# Start of Items

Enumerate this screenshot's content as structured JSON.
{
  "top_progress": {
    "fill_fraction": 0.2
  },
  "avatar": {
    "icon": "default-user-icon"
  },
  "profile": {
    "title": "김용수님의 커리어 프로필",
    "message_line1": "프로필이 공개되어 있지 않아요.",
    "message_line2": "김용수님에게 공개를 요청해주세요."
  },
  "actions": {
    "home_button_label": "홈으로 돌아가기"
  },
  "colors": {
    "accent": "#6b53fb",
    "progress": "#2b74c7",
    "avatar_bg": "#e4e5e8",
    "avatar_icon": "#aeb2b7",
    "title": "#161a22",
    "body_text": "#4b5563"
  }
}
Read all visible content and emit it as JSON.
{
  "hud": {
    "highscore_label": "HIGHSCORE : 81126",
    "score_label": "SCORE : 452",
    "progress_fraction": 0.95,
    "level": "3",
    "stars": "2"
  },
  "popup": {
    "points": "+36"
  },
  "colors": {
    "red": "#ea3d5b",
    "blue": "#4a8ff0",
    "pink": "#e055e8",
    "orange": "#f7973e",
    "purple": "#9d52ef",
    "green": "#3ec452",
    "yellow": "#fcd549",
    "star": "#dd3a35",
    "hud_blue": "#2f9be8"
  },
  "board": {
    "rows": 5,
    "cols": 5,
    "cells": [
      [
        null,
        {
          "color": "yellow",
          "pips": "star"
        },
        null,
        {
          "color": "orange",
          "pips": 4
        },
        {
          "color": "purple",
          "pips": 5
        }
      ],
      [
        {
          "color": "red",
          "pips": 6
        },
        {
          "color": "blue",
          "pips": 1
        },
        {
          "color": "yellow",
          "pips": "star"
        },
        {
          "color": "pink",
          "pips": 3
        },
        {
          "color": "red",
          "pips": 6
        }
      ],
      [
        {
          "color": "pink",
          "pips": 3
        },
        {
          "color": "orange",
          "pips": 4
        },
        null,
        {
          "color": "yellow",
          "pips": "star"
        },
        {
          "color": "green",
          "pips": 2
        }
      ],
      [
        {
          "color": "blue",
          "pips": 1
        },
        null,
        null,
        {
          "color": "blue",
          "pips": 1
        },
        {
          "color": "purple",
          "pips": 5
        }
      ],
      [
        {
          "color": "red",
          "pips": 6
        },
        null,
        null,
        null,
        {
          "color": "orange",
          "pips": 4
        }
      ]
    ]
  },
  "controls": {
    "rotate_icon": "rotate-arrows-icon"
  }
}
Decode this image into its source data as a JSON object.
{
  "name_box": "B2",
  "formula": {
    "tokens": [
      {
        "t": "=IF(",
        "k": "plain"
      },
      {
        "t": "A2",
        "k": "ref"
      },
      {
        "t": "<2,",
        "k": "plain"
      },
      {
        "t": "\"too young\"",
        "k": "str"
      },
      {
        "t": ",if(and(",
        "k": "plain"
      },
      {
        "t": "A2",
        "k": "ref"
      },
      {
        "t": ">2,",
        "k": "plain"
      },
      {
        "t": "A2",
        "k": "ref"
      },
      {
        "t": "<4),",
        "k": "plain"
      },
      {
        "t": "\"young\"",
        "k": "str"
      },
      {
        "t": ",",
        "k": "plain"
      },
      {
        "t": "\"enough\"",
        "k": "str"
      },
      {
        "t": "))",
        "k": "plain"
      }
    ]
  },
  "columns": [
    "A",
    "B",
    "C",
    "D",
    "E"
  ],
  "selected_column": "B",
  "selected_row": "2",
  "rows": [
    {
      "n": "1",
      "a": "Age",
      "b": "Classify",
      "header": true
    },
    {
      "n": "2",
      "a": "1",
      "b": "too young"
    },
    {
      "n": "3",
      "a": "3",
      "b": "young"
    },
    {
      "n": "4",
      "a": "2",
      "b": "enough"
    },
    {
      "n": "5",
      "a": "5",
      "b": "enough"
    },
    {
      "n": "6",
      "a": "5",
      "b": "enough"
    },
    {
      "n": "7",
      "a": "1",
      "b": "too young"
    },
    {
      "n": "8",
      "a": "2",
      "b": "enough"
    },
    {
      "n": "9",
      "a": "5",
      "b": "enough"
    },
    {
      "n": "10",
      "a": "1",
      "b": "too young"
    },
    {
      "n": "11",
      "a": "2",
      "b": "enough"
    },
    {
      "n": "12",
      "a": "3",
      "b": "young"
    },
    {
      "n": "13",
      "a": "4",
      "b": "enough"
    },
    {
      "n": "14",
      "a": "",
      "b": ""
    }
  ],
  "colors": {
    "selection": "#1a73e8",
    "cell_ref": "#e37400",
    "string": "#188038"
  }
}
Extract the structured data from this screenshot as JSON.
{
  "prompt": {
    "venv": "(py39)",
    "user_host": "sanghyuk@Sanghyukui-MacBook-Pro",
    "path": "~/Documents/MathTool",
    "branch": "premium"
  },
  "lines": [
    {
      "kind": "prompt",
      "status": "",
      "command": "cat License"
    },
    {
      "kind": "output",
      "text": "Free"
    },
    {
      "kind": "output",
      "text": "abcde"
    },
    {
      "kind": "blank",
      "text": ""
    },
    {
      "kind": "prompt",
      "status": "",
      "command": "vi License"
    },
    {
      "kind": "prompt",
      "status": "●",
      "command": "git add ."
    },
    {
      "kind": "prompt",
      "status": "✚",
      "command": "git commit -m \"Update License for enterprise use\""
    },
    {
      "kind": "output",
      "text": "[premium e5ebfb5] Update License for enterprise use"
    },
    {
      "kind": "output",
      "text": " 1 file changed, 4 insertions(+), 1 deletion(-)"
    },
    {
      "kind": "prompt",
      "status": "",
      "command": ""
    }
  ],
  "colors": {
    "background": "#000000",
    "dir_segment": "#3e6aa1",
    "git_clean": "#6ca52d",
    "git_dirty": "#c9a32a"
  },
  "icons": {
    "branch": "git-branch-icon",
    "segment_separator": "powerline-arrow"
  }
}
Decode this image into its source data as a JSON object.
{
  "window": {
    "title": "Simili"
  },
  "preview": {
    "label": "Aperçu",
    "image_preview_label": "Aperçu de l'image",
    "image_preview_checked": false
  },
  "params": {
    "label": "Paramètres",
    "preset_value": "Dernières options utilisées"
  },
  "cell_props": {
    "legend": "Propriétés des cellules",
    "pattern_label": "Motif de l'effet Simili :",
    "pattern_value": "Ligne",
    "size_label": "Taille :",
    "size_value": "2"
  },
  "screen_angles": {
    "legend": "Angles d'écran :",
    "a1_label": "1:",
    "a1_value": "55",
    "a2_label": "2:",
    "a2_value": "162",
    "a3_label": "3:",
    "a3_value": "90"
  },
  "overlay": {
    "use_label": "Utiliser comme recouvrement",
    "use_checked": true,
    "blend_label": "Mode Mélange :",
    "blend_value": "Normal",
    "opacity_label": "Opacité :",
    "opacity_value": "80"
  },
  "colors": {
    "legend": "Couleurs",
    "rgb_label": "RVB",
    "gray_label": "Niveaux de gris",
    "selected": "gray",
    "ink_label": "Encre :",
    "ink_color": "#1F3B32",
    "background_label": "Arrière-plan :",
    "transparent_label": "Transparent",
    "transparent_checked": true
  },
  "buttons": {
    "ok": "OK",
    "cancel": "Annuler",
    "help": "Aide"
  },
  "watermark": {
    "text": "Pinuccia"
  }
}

# End of Items

*Set problem*:
Report every line containing the word "true" from the listing above.

*Finished exercise*:
      "header": true
    "use_checked": true,
    "transparent_checked": true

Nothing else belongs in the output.